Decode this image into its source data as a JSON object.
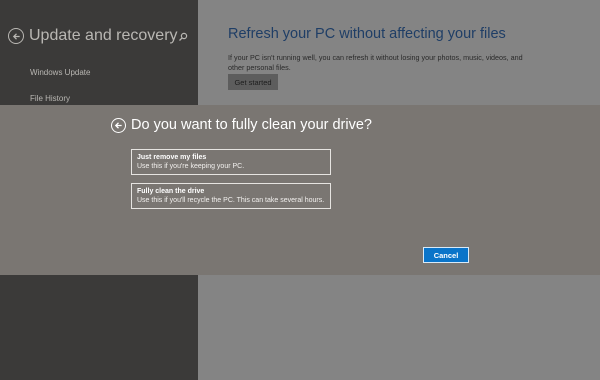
{
  "sidebar": {
    "title": "Update and recovery",
    "items": [
      {
        "label": "Windows Update"
      },
      {
        "label": "File History"
      }
    ]
  },
  "main": {
    "title": "Refresh your PC without affecting your files",
    "description": "If your PC isn't running well, you can refresh it without losing your photos, music, videos, and other personal files.",
    "get_started_label": "Get started"
  },
  "dialog": {
    "title": "Do you want to fully clean your drive?",
    "options": [
      {
        "title": "Just remove my files",
        "description": "Use this if you're keeping your PC."
      },
      {
        "title": "Fully clean the drive",
        "description": "Use this if you'll recycle the PC. This can take several hours."
      }
    ],
    "cancel_label": "Cancel"
  },
  "colors": {
    "accent": "#0a74c9",
    "dialog_background": "#7a7672",
    "sidebar_background": "#3b3a39",
    "page_title": "#1f3e66"
  },
  "icons": [
    "back-arrow-icon",
    "search-icon"
  ]
}
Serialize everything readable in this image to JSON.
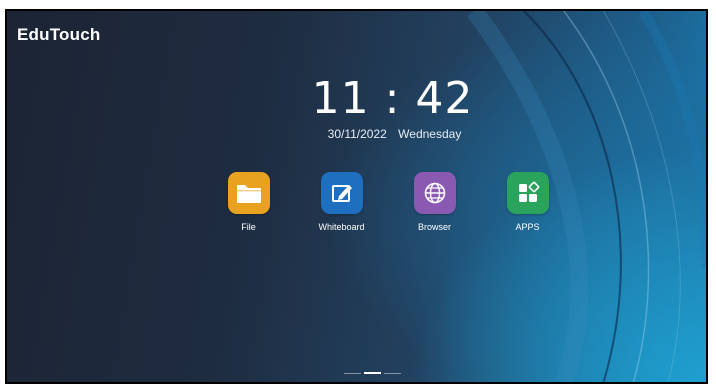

········

Problem to solve: Omit the pictures, then output the rest of the listing exactly.

Output:
Decode this image into its source data as a JSON object.
{
  "sidebar": {
    "title": "Update and recovery",
    "items": [
      {
        "label": "Windows Update"
      },
      {
        "label": "File History"
      }
    ]
  },
  "main": {
    "title": "Refresh your PC without affecting your files",
    "description": "If your PC isn't running well, you can refresh it without losing your photos, music, videos, and other personal files.",
    "get_started_label": "Get started"
  },
  "dialog": {
    "title": "Do you want to fully clean your drive?",
    "options": [
      {
        "title": "Just remove my files",
        "description": "Use this if you're keeping your PC."
      },
      {
        "title": "Fully clean the drive",
        "description": "Use this if you'll recycle the PC. This can take several hours."
      }
    ],
    "cancel_label": "Cancel"
  },
  "colors": {
    "accent": "#0a74c9",
    "dialog_background": "#7a7672",
    "sidebar_background": "#3b3a39",
    "page_title": "#1f3e66"
  },
  "icons": [
    "back-arrow-icon",
    "search-icon"
  ]
}
Serialize everything readable in this image to JSON.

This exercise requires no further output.